What to do »
What number of lines in the data below contain the string "unter"? Answer with that number alone.

Provided records »

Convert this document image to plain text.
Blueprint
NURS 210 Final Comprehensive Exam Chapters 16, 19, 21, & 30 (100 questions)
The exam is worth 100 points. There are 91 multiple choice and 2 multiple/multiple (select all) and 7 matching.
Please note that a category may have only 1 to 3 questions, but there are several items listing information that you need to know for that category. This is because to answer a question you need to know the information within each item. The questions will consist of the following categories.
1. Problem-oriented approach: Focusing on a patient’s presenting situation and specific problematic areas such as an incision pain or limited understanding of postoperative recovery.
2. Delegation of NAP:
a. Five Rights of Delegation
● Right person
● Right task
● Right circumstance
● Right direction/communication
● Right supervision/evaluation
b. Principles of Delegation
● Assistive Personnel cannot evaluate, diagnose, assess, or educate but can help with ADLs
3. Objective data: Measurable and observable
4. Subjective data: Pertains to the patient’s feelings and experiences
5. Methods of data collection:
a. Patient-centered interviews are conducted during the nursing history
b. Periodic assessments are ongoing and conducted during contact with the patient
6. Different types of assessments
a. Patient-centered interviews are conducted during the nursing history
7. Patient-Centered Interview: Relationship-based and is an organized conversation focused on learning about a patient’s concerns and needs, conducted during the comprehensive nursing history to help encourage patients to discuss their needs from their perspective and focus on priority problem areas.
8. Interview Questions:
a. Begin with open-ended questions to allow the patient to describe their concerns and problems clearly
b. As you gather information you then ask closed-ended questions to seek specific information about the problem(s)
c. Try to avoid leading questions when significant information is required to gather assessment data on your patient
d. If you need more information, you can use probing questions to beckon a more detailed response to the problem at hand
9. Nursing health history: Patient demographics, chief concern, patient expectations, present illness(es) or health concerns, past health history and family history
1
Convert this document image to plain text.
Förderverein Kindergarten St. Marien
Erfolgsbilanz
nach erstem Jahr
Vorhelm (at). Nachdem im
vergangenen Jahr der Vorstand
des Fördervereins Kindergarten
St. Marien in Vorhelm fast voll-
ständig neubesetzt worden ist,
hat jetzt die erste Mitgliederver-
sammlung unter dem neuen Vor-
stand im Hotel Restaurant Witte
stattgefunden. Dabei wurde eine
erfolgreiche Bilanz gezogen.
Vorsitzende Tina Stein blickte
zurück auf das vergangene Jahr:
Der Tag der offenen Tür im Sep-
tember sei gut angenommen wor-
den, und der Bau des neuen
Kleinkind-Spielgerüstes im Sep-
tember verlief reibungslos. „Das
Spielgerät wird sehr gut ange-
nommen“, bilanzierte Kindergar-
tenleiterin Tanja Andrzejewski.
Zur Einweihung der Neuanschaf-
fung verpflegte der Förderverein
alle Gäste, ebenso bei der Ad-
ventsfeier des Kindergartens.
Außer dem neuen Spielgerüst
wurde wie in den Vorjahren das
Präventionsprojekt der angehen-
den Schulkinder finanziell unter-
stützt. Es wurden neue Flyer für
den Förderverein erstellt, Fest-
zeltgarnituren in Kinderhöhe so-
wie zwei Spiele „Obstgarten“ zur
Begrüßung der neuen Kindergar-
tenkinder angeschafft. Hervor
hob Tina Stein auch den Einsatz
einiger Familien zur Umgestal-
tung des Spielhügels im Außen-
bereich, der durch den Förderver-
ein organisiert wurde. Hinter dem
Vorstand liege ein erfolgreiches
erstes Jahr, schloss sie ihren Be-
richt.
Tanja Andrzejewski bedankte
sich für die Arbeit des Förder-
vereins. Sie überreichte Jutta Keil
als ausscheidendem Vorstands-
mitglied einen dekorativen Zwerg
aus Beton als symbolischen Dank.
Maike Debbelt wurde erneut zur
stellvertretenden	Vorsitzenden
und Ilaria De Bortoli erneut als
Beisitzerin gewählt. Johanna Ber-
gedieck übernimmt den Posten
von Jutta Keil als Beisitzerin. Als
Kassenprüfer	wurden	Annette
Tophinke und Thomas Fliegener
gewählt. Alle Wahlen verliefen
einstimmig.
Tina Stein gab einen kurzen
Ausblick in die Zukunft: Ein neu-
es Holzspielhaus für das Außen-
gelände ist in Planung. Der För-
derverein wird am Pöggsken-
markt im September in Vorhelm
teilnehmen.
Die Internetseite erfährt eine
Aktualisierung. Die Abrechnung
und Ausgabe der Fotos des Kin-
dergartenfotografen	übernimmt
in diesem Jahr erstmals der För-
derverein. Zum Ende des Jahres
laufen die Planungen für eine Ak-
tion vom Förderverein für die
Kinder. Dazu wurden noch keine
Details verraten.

Task response »
2